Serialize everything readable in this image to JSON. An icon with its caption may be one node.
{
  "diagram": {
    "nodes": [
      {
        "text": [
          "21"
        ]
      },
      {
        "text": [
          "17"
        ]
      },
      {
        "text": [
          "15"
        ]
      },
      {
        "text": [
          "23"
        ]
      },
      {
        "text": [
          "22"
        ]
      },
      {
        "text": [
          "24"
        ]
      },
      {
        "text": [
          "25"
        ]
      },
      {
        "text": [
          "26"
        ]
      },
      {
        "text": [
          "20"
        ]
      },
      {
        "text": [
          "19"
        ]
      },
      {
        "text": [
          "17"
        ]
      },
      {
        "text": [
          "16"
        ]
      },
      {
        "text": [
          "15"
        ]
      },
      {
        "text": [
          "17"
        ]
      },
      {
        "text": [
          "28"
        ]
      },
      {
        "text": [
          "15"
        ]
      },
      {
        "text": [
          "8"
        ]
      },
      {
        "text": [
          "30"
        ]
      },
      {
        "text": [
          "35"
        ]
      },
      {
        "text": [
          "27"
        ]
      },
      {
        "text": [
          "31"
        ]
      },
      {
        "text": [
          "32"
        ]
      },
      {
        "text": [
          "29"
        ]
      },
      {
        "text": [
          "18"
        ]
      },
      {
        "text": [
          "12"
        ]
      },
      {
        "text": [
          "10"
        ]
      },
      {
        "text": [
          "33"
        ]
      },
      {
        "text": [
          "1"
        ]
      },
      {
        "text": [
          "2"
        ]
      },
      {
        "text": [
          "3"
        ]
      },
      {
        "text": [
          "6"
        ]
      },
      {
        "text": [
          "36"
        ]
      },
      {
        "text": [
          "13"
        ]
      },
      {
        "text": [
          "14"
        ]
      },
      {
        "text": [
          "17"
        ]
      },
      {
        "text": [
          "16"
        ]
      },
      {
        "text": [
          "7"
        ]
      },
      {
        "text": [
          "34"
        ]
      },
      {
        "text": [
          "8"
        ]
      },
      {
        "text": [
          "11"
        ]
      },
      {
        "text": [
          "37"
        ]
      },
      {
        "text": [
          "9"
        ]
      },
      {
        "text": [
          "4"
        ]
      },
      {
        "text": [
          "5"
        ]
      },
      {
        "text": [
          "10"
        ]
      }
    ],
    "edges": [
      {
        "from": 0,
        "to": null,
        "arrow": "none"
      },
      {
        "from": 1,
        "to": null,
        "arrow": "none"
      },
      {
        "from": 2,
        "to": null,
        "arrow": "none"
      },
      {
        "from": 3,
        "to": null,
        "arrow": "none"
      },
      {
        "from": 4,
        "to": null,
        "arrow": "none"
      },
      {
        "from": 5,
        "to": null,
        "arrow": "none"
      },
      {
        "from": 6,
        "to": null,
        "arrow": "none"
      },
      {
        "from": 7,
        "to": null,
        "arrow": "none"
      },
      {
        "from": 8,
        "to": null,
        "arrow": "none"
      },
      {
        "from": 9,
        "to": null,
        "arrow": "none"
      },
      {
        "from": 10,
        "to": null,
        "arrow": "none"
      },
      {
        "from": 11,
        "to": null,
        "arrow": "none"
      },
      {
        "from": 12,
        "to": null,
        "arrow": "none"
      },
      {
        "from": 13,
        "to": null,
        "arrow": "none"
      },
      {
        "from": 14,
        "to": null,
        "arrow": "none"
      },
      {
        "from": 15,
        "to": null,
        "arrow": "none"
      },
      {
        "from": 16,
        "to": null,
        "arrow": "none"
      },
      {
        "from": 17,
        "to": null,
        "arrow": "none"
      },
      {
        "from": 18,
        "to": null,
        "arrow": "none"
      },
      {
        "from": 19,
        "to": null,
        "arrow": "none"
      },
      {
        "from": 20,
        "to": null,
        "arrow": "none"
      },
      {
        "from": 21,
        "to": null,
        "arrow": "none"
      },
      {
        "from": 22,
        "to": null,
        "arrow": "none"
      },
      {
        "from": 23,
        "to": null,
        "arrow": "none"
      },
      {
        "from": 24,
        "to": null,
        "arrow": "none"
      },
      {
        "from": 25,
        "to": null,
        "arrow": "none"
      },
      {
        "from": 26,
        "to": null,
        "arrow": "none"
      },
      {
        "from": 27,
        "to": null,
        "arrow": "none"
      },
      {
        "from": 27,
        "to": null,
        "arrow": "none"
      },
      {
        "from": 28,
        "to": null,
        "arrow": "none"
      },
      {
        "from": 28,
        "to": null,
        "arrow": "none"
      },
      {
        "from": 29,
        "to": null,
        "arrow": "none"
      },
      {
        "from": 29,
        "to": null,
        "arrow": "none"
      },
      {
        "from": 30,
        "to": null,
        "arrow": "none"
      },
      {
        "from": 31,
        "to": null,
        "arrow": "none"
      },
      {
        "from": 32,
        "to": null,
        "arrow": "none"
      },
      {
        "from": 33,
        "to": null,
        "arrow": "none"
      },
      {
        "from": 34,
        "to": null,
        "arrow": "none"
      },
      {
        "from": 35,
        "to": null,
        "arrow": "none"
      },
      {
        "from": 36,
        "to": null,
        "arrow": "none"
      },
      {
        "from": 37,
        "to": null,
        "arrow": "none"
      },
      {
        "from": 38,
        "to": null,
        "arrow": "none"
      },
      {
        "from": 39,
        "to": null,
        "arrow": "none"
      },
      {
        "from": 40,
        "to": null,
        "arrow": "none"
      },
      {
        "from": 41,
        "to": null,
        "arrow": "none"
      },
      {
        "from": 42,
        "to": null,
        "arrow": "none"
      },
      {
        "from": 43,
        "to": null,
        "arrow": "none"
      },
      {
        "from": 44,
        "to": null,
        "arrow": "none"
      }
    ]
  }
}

***

**GIVEN REQUEST:** Retype the records in full. Keep every line identical to the original.

**EXERCISE RESULT:**
Serialize everything readable in this image to JSON. An icon with its caption may be one node.
{
  "diagram": {
    "nodes": [
      {
        "text": [
          "21"
        ]
      },
      {
        "text": [
          "17"
        ]
      },
      {
        "text": [
          "15"
        ]
      },
      {
        "text": [
          "23"
        ]
      },
      {
        "text": [
          "22"
        ]
      },
      {
        "text": [
          "24"
        ]
      },
      {
        "text": [
          "25"
        ]
      },
      {
        "text": [
          "26"
        ]
      },
      {
        "text": [
          "20"
        ]
      },
      {
        "text": [
          "19"
        ]
      },
      {
        "text": [
          "17"
        ]
      },
      {
        "text": [
          "16"
        ]
      },
      {
        "text": [
          "15"
        ]
      },
      {
        "text": [
          "17"
        ]
      },
      {
        "text": [
          "28"
        ]
      },
      {
        "text": [
          "15"
        ]
      },
      {
        "text": [
          "8"
        ]
      },
      {
        "text": [
          "30"
        ]
      },
      {
        "text": [
          "35"
        ]
      },
      {
        "text": [
          "27"
        ]
      },
      {
        "text": [
          "31"
        ]
      },
      {
        "text": [
          "32"
        ]
      },
      {
        "text": [
          "29"
        ]
      },
      {
        "text": [
          "18"
        ]
      },
      {
        "text": [
          "12"
        ]
      },
      {
        "text": [
          "10"
        ]
      },
      {
        "text": [
          "33"
        ]
      },
      {
        "text": [
          "1"
        ]
      },
      {
        "text": [
          "2"
        ]
      },
      {
        "text": [
          "3"
        ]
      },
      {
        "text": [
          "6"
        ]
      },
      {
        "text": [
          "36"
        ]
      },
      {
        "text": [
          "13"
        ]
      },
      {
        "text": [
          "14"
        ]
      },
      {
        "text": [
          "17"
        ]
      },
      {
        "text": [
          "16"
        ]
      },
      {
        "text": [
          "7"
        ]
      },
      {
        "text": [
          "34"
        ]
      },
      {
        "text": [
          "8"
        ]
      },
      {
        "text": [
          "11"
        ]
      },
      {
        "text": [
          "37"
        ]
      },
      {
        "text": [
          "9"
        ]
      },
      {
        "text": [
          "4"
        ]
      },
      {
        "text": [
          "5"
        ]
      },
      {
        "text": [
          "10"
        ]
      }
    ],
    "edges": [
      {
        "from": 0,
        "to": null,
        "arrow": "none"
      },
      {
        "from": 1,
        "to": null,
        "arrow": "none"
      },
      {
        "from": 2,
        "to": null,
        "arrow": "none"
      },
      {
        "from": 3,
        "to": null,
        "arrow": "none"
      },
      {
        "from": 4,
        "to": null,
        "arrow": "none"
      },
      {
        "from": 5,
        "to": null,
        "arrow": "none"
      },
      {
        "from": 6,
        "to": null,
        "arrow": "none"
      },
      {
        "from": 7,
        "to": null,
        "arrow": "none"
      },
      {
        "from": 8,
        "to": null,
        "arrow": "none"
      },
      {
        "from": 9,
        "to": null,
        "arrow": "none"
      },
      {
        "from": 10,
        "to": null,
        "arrow": "none"
      },
      {
        "from": 11,
        "to": null,
        "arrow": "none"
      },
      {
        "from": 12,
        "to": null,
        "arrow": "none"
      },
      {
        "from": 13,
        "to": null,
        "arrow": "none"
      },
      {
        "from": 14,
        "to": null,
        "arrow": "none"
      },
      {
        "from": 15,
        "to": null,
        "arrow": "none"
      },
      {
        "from": 16,
        "to": null,
        "arrow": "none"
      },
      {
        "from": 17,
        "to": null,
        "arrow": "none"
      },
      {
        "from": 18,
        "to": null,
        "arrow": "none"
      },
      {
        "from": 19,
        "to": null,
        "arrow": "none"
      },
      {
        "from": 20,
        "to": null,
        "arrow": "none"
      },
      {
        "from": 21,
        "to": null,
        "arrow": "none"
      },
      {
        "from": 22,
        "to": null,
        "arrow": "none"
      },
      {
        "from": 23,
        "to": null,
        "arrow": "none"
      },
      {
        "from": 24,
        "to": null,
        "arrow": "none"
      },
      {
        "from": 25,
        "to": null,
        "arrow": "none"
      },
      {
        "from": 26,
        "to": null,
        "arrow": "none"
      },
      {
        "from": 27,
        "to": null,
        "arrow": "none"
      },
      {
        "from": 27,
        "to": null,
        "arrow": "none"
      },
      {
        "from": 28,
        "to": null,
        "arrow": "none"
      },
      {
        "from": 28,
        "to": null,
        "arrow": "none"
      },
      {
        "from": 29,
        "to": null,
        "arrow": "none"
      },
      {
        "from": 29,
        "to": null,
        "arrow": "none"
      },
      {
        "from": 30,
        "to": null,
        "arrow": "none"
      },
      {
        "from": 31,
        "to": null,
        "arrow": "none"
      },
      {
        "from": 32,
        "to": null,
        "arrow": "none"
      },
      {
        "from": 33,
        "to": null,
        "arrow": "none"
      },
      {
        "from": 34,
        "to": null,
        "arrow": "none"
      },
      {
        "from": 35,
        "to": null,
        "arrow": "none"
      },
      {
        "from": 36,
        "to": null,
        "arrow": "none"
      },
      {
        "from": 37,
        "to": null,
        "arrow": "none"
      },
      {
        "from": 38,
        "to": null,
        "arrow": "none"
      },
      {
        "from": 39,
        "to": null,
        "arrow": "none"
      },
      {
        "from": 40,
        "to": null,
        "arrow": "none"
      },
      {
        "from": 41,
        "to": null,
        "arrow": "none"
      },
      {
        "from": 42,
        "to": null,
        "arrow": "none"
      },
      {
        "from": 43,
        "to": null,
        "arrow": "none"
      },
      {
        "from": 44,
        "to": null,
        "arrow": "none"
      }
    ]
  }
}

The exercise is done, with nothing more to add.